**AIM:** Locate each line containing the string "time" and copy it out.

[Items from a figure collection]
· · · · ·

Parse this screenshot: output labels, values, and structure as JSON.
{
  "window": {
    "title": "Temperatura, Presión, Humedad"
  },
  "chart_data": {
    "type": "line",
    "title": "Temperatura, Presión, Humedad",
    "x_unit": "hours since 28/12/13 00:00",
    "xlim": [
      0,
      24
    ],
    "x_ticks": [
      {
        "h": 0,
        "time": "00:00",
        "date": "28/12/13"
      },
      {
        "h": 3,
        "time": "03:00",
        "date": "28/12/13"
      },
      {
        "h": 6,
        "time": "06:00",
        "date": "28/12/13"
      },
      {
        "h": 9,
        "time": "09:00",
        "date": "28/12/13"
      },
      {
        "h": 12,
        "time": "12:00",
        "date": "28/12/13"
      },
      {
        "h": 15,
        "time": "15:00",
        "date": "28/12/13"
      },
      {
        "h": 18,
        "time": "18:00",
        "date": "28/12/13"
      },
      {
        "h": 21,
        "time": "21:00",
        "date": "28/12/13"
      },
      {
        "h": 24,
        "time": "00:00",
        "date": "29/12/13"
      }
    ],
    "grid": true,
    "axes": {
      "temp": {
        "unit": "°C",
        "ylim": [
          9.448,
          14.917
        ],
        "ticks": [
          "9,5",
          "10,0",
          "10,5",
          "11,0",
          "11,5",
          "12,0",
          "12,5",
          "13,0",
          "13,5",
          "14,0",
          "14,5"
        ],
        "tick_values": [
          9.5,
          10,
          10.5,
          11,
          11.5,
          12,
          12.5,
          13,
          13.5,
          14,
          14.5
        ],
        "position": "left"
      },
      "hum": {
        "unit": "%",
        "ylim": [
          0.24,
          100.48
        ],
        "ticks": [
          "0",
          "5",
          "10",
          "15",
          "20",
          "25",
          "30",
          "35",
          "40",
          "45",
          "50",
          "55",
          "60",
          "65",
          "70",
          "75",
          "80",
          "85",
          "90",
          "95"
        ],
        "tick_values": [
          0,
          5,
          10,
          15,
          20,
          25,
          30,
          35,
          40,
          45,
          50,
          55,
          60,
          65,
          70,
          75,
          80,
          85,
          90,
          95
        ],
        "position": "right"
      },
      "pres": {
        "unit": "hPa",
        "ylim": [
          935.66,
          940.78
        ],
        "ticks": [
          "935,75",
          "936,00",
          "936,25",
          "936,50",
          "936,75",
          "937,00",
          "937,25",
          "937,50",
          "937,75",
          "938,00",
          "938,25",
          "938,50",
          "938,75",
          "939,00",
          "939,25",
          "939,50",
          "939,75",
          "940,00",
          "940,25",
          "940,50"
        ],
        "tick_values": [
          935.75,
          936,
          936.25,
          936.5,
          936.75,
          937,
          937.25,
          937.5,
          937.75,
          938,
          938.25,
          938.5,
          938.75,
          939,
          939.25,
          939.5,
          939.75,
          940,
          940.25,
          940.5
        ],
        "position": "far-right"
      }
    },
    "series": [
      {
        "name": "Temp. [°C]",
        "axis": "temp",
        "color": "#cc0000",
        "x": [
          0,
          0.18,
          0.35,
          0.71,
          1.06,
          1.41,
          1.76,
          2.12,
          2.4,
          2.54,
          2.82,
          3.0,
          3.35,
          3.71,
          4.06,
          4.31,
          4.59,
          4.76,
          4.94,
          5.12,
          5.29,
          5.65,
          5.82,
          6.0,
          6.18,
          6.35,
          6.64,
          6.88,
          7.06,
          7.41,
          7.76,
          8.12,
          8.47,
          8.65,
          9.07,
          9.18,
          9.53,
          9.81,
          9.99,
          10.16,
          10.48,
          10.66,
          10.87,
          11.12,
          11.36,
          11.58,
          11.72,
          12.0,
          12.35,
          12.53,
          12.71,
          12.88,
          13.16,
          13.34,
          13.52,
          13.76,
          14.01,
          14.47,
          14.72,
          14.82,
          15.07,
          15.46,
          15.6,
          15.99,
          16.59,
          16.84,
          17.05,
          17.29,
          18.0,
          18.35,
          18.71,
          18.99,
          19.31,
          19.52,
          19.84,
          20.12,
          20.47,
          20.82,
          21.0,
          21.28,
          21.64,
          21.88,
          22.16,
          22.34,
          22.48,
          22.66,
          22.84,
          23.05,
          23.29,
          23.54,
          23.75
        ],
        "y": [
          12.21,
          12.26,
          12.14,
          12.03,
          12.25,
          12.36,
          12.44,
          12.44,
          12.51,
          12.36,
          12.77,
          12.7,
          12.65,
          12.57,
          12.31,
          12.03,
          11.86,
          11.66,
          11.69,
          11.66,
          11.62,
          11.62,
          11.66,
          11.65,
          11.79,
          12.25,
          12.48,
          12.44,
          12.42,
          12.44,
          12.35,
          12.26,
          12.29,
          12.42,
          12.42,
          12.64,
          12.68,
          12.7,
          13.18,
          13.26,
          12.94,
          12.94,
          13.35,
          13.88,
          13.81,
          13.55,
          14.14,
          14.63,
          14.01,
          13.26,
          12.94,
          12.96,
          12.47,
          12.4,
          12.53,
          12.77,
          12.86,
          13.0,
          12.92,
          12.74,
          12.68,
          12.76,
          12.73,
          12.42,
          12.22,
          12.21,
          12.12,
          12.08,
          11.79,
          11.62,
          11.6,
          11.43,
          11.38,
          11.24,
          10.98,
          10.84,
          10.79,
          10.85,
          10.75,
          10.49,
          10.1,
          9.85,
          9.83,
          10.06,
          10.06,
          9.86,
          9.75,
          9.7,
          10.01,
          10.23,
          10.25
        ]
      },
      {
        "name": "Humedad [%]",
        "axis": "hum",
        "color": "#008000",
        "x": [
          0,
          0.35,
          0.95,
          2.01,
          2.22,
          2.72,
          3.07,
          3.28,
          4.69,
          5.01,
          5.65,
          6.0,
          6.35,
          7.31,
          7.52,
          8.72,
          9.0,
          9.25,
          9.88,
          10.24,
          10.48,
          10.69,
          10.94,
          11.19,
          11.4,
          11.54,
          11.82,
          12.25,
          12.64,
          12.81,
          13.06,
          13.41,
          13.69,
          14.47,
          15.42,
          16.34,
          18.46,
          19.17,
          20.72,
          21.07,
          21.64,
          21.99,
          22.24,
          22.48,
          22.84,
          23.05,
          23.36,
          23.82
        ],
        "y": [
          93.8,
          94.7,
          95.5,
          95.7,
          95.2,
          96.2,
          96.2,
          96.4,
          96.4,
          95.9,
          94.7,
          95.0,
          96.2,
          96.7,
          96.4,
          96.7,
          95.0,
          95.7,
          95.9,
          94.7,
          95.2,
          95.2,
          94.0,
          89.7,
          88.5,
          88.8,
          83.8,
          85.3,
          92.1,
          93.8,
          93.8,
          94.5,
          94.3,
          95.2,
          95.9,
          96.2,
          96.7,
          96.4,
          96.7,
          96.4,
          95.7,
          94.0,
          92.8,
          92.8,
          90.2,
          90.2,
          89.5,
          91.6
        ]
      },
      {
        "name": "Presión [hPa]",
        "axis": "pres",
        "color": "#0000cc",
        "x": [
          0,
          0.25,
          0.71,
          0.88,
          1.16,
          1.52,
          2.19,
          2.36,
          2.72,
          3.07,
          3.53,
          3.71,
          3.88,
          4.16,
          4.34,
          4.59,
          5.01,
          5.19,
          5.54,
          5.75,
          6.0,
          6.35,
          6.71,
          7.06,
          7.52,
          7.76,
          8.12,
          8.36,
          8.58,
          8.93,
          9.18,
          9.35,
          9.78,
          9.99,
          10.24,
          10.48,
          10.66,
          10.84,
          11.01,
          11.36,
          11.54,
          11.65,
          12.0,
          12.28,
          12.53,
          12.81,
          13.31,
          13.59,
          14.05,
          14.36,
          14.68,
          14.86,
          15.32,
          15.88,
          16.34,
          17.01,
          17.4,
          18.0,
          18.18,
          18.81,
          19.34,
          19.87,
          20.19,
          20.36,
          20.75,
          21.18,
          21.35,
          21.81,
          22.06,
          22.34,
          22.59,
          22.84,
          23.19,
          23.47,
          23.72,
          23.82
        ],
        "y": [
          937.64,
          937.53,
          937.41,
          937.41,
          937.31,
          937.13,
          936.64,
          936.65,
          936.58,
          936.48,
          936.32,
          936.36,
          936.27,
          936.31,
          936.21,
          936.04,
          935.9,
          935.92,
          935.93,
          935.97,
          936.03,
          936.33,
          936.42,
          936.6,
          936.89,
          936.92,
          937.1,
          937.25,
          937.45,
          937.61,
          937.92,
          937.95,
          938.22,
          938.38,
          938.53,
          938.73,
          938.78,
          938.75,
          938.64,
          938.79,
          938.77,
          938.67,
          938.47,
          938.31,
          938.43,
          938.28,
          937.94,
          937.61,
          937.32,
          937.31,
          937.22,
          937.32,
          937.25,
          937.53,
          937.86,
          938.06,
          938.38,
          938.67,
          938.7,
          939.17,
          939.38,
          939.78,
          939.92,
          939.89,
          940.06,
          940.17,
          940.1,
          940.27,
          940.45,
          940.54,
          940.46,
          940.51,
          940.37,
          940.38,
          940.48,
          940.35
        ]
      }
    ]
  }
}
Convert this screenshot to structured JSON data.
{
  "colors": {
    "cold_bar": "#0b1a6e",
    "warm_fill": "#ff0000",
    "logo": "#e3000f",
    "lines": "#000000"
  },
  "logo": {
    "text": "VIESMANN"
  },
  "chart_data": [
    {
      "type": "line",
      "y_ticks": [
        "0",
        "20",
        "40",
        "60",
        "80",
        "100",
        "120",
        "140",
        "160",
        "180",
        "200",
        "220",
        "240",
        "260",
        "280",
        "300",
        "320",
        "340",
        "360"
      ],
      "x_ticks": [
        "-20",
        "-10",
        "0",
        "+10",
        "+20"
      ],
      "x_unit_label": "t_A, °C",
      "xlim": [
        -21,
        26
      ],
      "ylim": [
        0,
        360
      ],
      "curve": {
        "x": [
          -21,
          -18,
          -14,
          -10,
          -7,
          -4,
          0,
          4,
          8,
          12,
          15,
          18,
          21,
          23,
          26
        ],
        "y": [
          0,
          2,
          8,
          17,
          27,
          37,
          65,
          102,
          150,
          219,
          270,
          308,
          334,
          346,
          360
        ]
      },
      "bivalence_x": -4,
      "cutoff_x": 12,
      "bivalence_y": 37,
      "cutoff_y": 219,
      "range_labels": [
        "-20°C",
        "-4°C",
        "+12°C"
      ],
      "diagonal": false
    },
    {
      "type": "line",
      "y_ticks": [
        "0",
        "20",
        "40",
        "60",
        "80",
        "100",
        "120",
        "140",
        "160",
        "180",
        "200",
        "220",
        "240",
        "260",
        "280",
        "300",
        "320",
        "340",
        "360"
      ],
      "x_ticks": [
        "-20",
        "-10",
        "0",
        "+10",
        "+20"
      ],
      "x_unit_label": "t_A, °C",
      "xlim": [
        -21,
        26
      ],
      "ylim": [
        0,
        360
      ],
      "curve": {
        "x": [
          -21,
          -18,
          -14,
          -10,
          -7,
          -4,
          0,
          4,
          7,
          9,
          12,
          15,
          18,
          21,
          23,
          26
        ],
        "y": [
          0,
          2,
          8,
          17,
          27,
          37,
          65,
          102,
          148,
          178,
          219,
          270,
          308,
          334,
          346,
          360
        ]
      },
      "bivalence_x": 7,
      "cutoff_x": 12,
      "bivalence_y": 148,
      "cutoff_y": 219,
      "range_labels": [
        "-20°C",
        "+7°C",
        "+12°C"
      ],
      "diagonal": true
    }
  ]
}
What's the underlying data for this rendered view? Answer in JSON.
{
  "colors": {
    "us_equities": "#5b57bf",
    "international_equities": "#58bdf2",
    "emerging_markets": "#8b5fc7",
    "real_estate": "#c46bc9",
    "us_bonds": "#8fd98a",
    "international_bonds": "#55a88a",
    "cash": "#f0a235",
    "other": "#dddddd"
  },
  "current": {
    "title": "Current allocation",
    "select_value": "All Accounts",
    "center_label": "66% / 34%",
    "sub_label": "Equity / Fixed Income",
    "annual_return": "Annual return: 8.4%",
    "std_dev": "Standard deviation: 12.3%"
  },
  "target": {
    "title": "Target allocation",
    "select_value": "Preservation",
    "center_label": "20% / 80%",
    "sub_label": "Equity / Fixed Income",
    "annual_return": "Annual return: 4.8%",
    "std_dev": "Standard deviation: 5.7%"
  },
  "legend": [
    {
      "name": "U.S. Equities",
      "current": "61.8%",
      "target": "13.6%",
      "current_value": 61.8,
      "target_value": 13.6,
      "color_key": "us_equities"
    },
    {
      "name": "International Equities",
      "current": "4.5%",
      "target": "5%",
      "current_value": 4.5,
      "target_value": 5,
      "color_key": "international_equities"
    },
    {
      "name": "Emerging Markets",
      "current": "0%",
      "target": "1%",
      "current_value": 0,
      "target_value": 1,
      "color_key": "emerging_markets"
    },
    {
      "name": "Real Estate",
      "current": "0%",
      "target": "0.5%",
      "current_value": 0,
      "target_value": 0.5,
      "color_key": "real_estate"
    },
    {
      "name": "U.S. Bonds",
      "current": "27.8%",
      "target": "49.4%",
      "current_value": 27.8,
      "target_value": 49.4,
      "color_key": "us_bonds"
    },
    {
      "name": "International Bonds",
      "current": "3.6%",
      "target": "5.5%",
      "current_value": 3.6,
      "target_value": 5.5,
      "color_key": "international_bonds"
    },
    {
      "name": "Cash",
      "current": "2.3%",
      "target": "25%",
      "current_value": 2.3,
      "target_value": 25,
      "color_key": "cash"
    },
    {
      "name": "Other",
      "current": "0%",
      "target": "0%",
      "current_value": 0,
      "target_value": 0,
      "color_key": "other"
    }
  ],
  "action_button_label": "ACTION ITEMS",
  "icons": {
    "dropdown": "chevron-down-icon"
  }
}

· · · · ·

**RESPONSE TO THIS TASK:**
        "time": "00:00",
        "time": "03:00",
        "time": "06:00",
        "time": "09:00",
        "time": "12:00",
        "time": "15:00",
        "time": "18:00",
        "time": "21:00",
        "time": "00:00",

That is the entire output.